Set problem: Lay out the part of the material that opens with the line containing "Text: 4: 4 <box>11 174 18 184</box>" and closes with the line containing "Circle shape <box>30 154 40 165</box>" as a JSON list of strings, one string per line and blank lines left out.

-- Start of Record excerpts --

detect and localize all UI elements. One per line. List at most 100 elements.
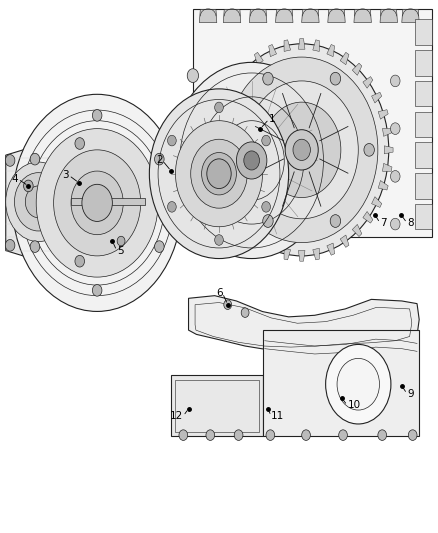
Text: 4: 4 <box>11 174 18 184</box>
Polygon shape <box>378 181 388 190</box>
Text: 5: 5 <box>117 246 124 256</box>
Polygon shape <box>223 10 241 22</box>
Polygon shape <box>415 142 432 168</box>
Ellipse shape <box>12 94 182 311</box>
Text: 3: 3 <box>62 171 69 180</box>
Polygon shape <box>415 204 432 229</box>
Circle shape <box>241 308 249 317</box>
Circle shape <box>191 139 247 208</box>
Circle shape <box>337 358 379 410</box>
Circle shape <box>237 142 267 179</box>
Circle shape <box>215 44 389 256</box>
Circle shape <box>408 430 417 440</box>
Circle shape <box>30 154 40 165</box>
Polygon shape <box>241 63 251 75</box>
Circle shape <box>234 430 243 440</box>
Polygon shape <box>328 10 345 22</box>
Polygon shape <box>230 212 240 223</box>
Circle shape <box>293 139 311 160</box>
Circle shape <box>187 180 198 194</box>
Polygon shape <box>327 44 335 56</box>
Polygon shape <box>371 92 382 103</box>
Polygon shape <box>199 10 217 22</box>
Polygon shape <box>354 10 371 22</box>
Polygon shape <box>415 81 432 107</box>
Polygon shape <box>6 142 97 264</box>
Circle shape <box>5 155 15 166</box>
Circle shape <box>36 128 158 277</box>
Circle shape <box>71 171 123 235</box>
Polygon shape <box>313 248 319 260</box>
Circle shape <box>302 430 311 440</box>
Circle shape <box>207 159 231 189</box>
Circle shape <box>6 162 71 241</box>
Polygon shape <box>269 243 276 255</box>
Circle shape <box>364 143 374 156</box>
Circle shape <box>330 72 341 85</box>
Circle shape <box>167 201 176 212</box>
Circle shape <box>187 106 198 119</box>
Circle shape <box>5 239 15 251</box>
Polygon shape <box>284 40 290 51</box>
Polygon shape <box>380 10 397 22</box>
Circle shape <box>229 143 240 156</box>
Polygon shape <box>254 235 263 247</box>
Circle shape <box>187 69 198 83</box>
Polygon shape <box>215 110 225 119</box>
Circle shape <box>215 235 223 245</box>
Circle shape <box>263 215 273 228</box>
Polygon shape <box>340 52 349 64</box>
Polygon shape <box>276 10 293 22</box>
Circle shape <box>391 75 400 87</box>
Polygon shape <box>241 224 251 237</box>
Polygon shape <box>250 10 267 22</box>
Text: 12: 12 <box>170 411 184 421</box>
Text: 9: 9 <box>407 389 413 399</box>
Polygon shape <box>193 10 432 237</box>
Circle shape <box>391 123 400 134</box>
Polygon shape <box>327 243 335 255</box>
Circle shape <box>262 135 271 146</box>
Polygon shape <box>212 128 221 136</box>
Circle shape <box>262 102 341 198</box>
Polygon shape <box>212 163 221 172</box>
Polygon shape <box>340 235 349 247</box>
Polygon shape <box>230 77 240 88</box>
Polygon shape <box>298 38 305 49</box>
Polygon shape <box>302 10 319 22</box>
Circle shape <box>201 152 237 195</box>
Polygon shape <box>415 173 432 199</box>
Circle shape <box>155 154 164 165</box>
Polygon shape <box>402 10 419 22</box>
Polygon shape <box>188 296 419 351</box>
Circle shape <box>263 72 273 85</box>
Polygon shape <box>363 77 373 88</box>
Polygon shape <box>215 181 225 190</box>
Polygon shape <box>371 197 382 207</box>
Polygon shape <box>254 52 263 64</box>
Text: 1: 1 <box>269 114 276 124</box>
Text: 2: 2 <box>156 156 162 165</box>
Circle shape <box>226 57 378 243</box>
Polygon shape <box>382 163 392 172</box>
Circle shape <box>149 89 289 259</box>
Circle shape <box>82 184 113 221</box>
Polygon shape <box>222 197 232 207</box>
Polygon shape <box>284 248 290 260</box>
Circle shape <box>167 135 176 146</box>
Circle shape <box>325 344 391 424</box>
Polygon shape <box>71 198 145 205</box>
Text: 10: 10 <box>347 400 360 410</box>
Text: 6: 6 <box>216 288 223 298</box>
Polygon shape <box>313 40 319 51</box>
Circle shape <box>53 150 141 256</box>
Circle shape <box>30 241 40 253</box>
Circle shape <box>339 430 347 440</box>
Text: 8: 8 <box>407 218 413 228</box>
Circle shape <box>176 120 262 227</box>
Circle shape <box>245 81 358 219</box>
Circle shape <box>266 430 275 440</box>
Circle shape <box>285 130 318 170</box>
Polygon shape <box>269 44 276 56</box>
Polygon shape <box>210 146 219 154</box>
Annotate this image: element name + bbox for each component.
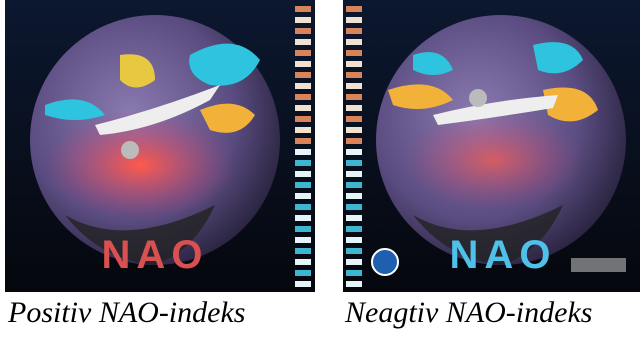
index-stripe [295, 28, 311, 34]
index-stripe [295, 237, 311, 243]
nao-logo: NAO [450, 233, 557, 277]
noaa-emblem [372, 249, 398, 275]
index-stripe [346, 50, 362, 56]
credit-block [571, 258, 626, 272]
pressure-center [121, 141, 139, 159]
index-stripe [346, 270, 362, 276]
index-stripe [346, 182, 362, 188]
index-stripe [295, 248, 311, 254]
page: NAO NAO Positiv NAO-indeks Neagtiv NAO-i… [0, 0, 640, 338]
index-stripe [346, 127, 362, 133]
index-stripe [295, 215, 311, 221]
index-stripe [346, 149, 362, 155]
index-stripe [346, 94, 362, 100]
index-stripe [346, 105, 362, 111]
index-stripe [295, 17, 311, 23]
index-stripe [295, 105, 311, 111]
index-stripe [295, 6, 311, 12]
index-stripe [346, 17, 362, 23]
nao-logo: NAO [102, 233, 209, 277]
index-stripe [295, 193, 311, 199]
index-stripe [346, 116, 362, 122]
nao-positive-image: NAO [5, 0, 315, 292]
index-stripe [346, 281, 362, 287]
index-stripe [295, 226, 311, 232]
caption: Neagtiv NAO-indeks [345, 296, 592, 330]
index-stripe [346, 39, 362, 45]
nao-negative-image: NAO [343, 0, 640, 292]
index-stripe [346, 204, 362, 210]
index-stripe [295, 39, 311, 45]
index-stripe [346, 237, 362, 243]
pressure-center [469, 89, 487, 107]
index-stripe [295, 94, 311, 100]
index-stripe [295, 171, 311, 177]
index-stripe [346, 171, 362, 177]
index-stripe [295, 182, 311, 188]
index-stripe [295, 50, 311, 56]
index-stripe [295, 281, 311, 287]
index-stripe [295, 138, 311, 144]
index-stripe [295, 116, 311, 122]
index-stripe [346, 6, 362, 12]
index-stripe [295, 270, 311, 276]
index-stripe [346, 215, 362, 221]
index-stripe [295, 259, 311, 265]
index-stripe [346, 226, 362, 232]
index-stripe [346, 138, 362, 144]
index-stripe [346, 193, 362, 199]
warm-water [403, 110, 583, 210]
index-stripe [295, 127, 311, 133]
index-stripe [295, 72, 311, 78]
index-stripe [295, 204, 311, 210]
index-stripe [346, 72, 362, 78]
index-stripe [295, 83, 311, 89]
index-stripe [346, 160, 362, 166]
index-stripe [346, 83, 362, 89]
index-stripe [346, 259, 362, 265]
index-stripe [346, 28, 362, 34]
index-stripe [295, 160, 311, 166]
index-stripe [346, 61, 362, 67]
index-stripe [295, 149, 311, 155]
index-stripe [295, 61, 311, 67]
index-stripe [346, 248, 362, 254]
caption: Positiv NAO-indeks [8, 296, 245, 330]
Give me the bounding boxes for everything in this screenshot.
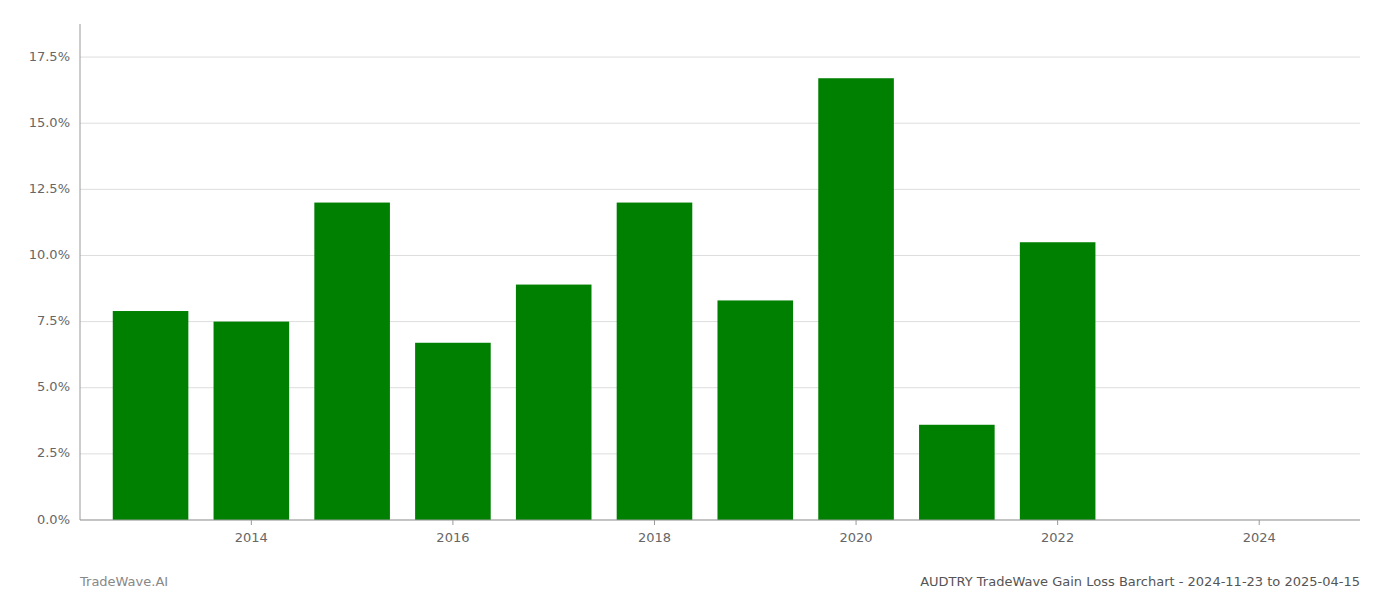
y-tick-label: 12.5% [29,181,70,196]
bar [516,285,592,520]
grid-line [80,189,1360,190]
y-axis-line [80,24,81,520]
x-tick [654,520,655,525]
grid-line [80,520,1360,521]
chart-container: 0.0% 2.5% 5.0% 7.5% 10.0% 12.5% 15.0% 17.5% 2014… [0,0,1400,600]
bar [818,78,894,520]
y-tick-label: 10.0% [29,247,70,262]
watermark: TradeWave.AI [79,574,168,589]
x-tick-label: 2018 [638,530,671,545]
grid-line [80,123,1360,124]
bar [617,203,693,520]
x-tick-label: 2016 [436,530,469,545]
grid-line [80,57,1360,58]
x-tick [452,520,453,525]
x-tick [856,520,857,525]
y-tick-label: 15.0% [29,115,70,130]
bar [919,425,995,520]
bar [717,300,793,520]
bar [113,311,189,520]
chart-svg: 0.0% 2.5% 5.0% 7.5% 10.0% 12.5% 15.0% 17.5% 2014… [0,0,1400,600]
title: AUDTRY TradeWave Gain Loss Barchart - 20… [920,574,1360,589]
x-tick [1057,520,1058,525]
grid-line [80,255,1360,256]
x-tick-label: 2014 [235,530,268,545]
y-tick-label: 2.5% [37,445,70,460]
y-tick-label: 17.5% [29,49,70,64]
x-axis-line [80,520,1360,521]
x-tick-label: 2020 [840,530,873,545]
bar [1020,242,1096,520]
y-tick-label: 0.0% [37,512,70,527]
x-tick-label: 2022 [1041,530,1074,545]
bar [314,203,390,520]
x-tick [251,520,252,525]
y-tick-label: 7.5% [37,313,70,328]
bars [113,78,1096,520]
y-tick-label: 5.0% [37,379,70,394]
bar [415,343,491,520]
x-tick [1259,520,1260,525]
bar [214,322,290,520]
x-tick-label: 2024 [1243,530,1276,545]
y-grid [80,57,1360,520]
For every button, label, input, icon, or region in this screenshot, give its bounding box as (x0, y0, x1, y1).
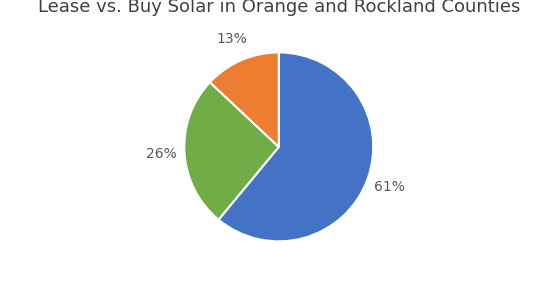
Text: 26%: 26% (146, 147, 176, 161)
Text: 13%: 13% (216, 31, 247, 46)
Text: 61%: 61% (374, 180, 405, 194)
Legend: Lease, PPA, Purchase (Cash or Loan): Lease, PPA, Purchase (Cash or Loan) (107, 285, 451, 288)
Wedge shape (184, 82, 279, 220)
Wedge shape (219, 52, 373, 241)
Title: Lease vs. Buy Solar in Orange and Rockland Counties: Lease vs. Buy Solar in Orange and Rockla… (38, 0, 520, 16)
Wedge shape (210, 52, 279, 147)
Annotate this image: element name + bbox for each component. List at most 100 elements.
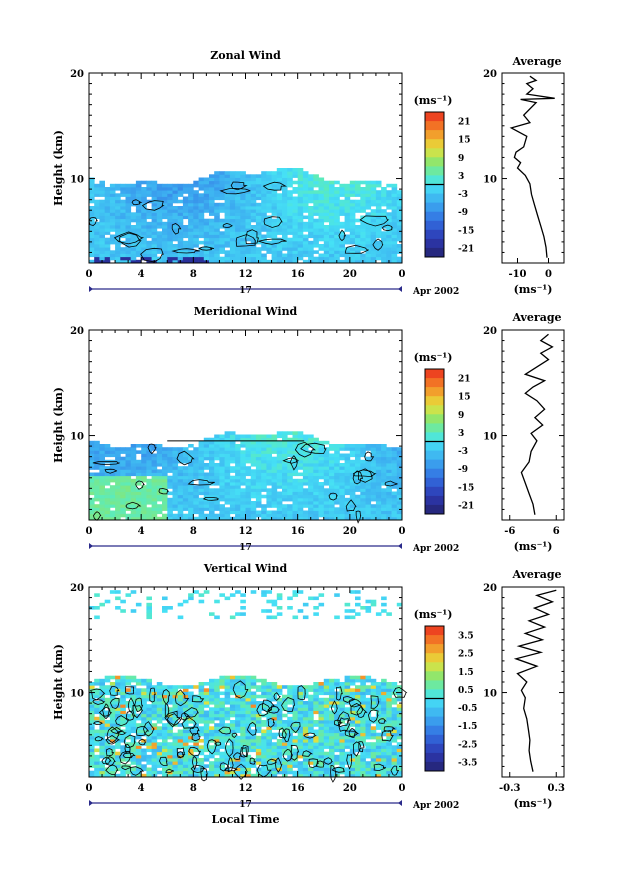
contour-line [352, 469, 377, 478]
heatmap-cell [329, 472, 335, 477]
heatmap-cell [349, 501, 356, 505]
heatmap-cell [334, 593, 340, 597]
heatmap-cell [365, 240, 372, 245]
heatmap-cell [344, 444, 351, 448]
colorbar-swatch [425, 369, 444, 379]
heatmap-cell [172, 190, 179, 194]
heatmap-cell [182, 196, 189, 201]
heatmap-cell [276, 434, 283, 439]
heatmap-cell [224, 685, 231, 689]
heatmap-cell [339, 237, 345, 242]
heatmap-cell [109, 729, 116, 734]
heatmap-cell [109, 688, 116, 692]
heatmap-cell [313, 209, 319, 213]
heatmap-cell [172, 501, 179, 505]
heatmap-cell [370, 716, 377, 721]
heatmap-cell [334, 615, 340, 620]
heatmap-cell [229, 431, 236, 435]
heatmap-cell [172, 228, 179, 232]
heatmap-cell [135, 678, 142, 683]
heatmap-cell [219, 685, 225, 689]
heatmap-cell [94, 244, 100, 248]
heatmap-cell [329, 215, 335, 220]
heatmap-cell [188, 729, 194, 734]
heatmap-cell [313, 447, 319, 451]
heatmap-cell [313, 767, 319, 772]
heatmap-cell [188, 206, 194, 210]
heatmap-cell [250, 716, 257, 721]
heatmap-cell [282, 253, 288, 258]
heatmap-cell [214, 180, 220, 185]
heatmap-cell [219, 697, 225, 702]
heatmap-cell [282, 475, 288, 480]
heatmap-cell [292, 516, 299, 521]
heatmap-cell [339, 231, 345, 235]
heatmap-cell [313, 685, 319, 689]
heatmap-cell [224, 250, 231, 254]
heatmap-cell [396, 466, 403, 470]
heatmap-cell [255, 688, 262, 692]
heatmap-cell [229, 234, 236, 239]
heatmap-cell [235, 253, 241, 258]
x-tick-label: 0 [399, 269, 406, 280]
heatmap-cell [329, 228, 335, 232]
heatmap-cell [125, 682, 132, 686]
heatmap-cell [141, 497, 147, 502]
heatmap-cell [339, 206, 345, 210]
heatmap-cell [182, 212, 189, 216]
heatmap-cell [323, 212, 330, 216]
heatmap-cell [308, 231, 314, 235]
heatmap-cell [219, 459, 225, 464]
heatmap-cell [224, 485, 231, 489]
heatmap-cell [156, 764, 163, 768]
heatmap-cell [146, 754, 152, 759]
heatmap-cell [240, 212, 246, 216]
heatmap-cell [375, 463, 382, 467]
heatmap-cell [224, 225, 231, 229]
heatmap-cell [146, 259, 152, 264]
heatmap-cell [370, 494, 377, 499]
heatmap-cell [302, 701, 309, 705]
heatmap-cell [261, 447, 267, 451]
heatmap-cell [115, 485, 121, 489]
heatmap-cell [214, 599, 220, 604]
colorbar-swatch [425, 396, 444, 406]
heatmap-cell [224, 444, 231, 448]
heatmap-cell [209, 472, 215, 477]
heatmap-cell [240, 202, 246, 207]
heatmap-cell [271, 688, 278, 692]
heatmap-cell [219, 488, 225, 492]
heatmap-cell [282, 764, 288, 768]
colorbar-swatch [425, 112, 444, 122]
heatmap-cell [282, 761, 288, 765]
heatmap-cell [261, 225, 267, 229]
heatmap-cell [235, 767, 241, 772]
heatmap-cell [94, 516, 100, 521]
heatmap-cell [282, 247, 288, 251]
heatmap-cell [89, 491, 95, 496]
heatmap-cell [287, 688, 293, 692]
heatmap-cell [229, 697, 236, 702]
heatmap-cell [360, 497, 366, 502]
heatmap-cell [344, 513, 351, 518]
heatmap-cell [245, 218, 252, 223]
heatmap-cell [329, 723, 335, 727]
heatmap-cell [318, 513, 325, 518]
heatmap-cell [349, 225, 356, 229]
heatmap-cell [94, 688, 100, 692]
heatmap-cell [318, 202, 325, 207]
heatmap-cell [182, 685, 189, 689]
heatmap-cell [229, 218, 236, 223]
heatmap-cell [177, 475, 184, 480]
heatmap-cell [141, 190, 147, 194]
heatmap-cell [219, 764, 225, 768]
heatmap-cell [355, 732, 361, 737]
heatmap-cell [214, 453, 220, 458]
heatmap-cell [323, 494, 330, 499]
heatmap-cell [375, 180, 382, 185]
heatmap-cell [224, 256, 231, 261]
heatmap-cell [287, 739, 293, 743]
heatmap-cell [318, 704, 325, 708]
heatmap-cell [355, 501, 361, 505]
x-tick-label: 16 [291, 526, 305, 537]
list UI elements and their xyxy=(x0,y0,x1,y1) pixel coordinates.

-- End of Record excerpts --

Exercise answer:
[
  "Text: 4: 4 <box>11 174 18 184</box>",
  "Polygon shape <box>378 181 388 190</box>",
  "Text: 5: 5 <box>117 246 124 256</box>",
  "Polygon shape <box>223 10 241 22</box>",
  "Polygon shape <box>415 142 432 168</box>",
  "Ellipse shape <box>12 94 182 311</box>",
  "Text: 3: 3 <box>62 171 69 180</box>",
  "Polygon shape <box>415 204 432 229</box>",
  "Circle shape <box>241 308 249 317</box>",
  "Circle shape <box>191 139 247 208</box>",
  "Circle shape <box>337 358 379 410</box>",
  "Circle shape <box>237 142 267 179</box>",
  "Circle shape <box>215 44 389 256</box>",
  "Circle shape <box>408 430 417 440</box>",
  "Circle shape <box>30 154 40 165</box>"
]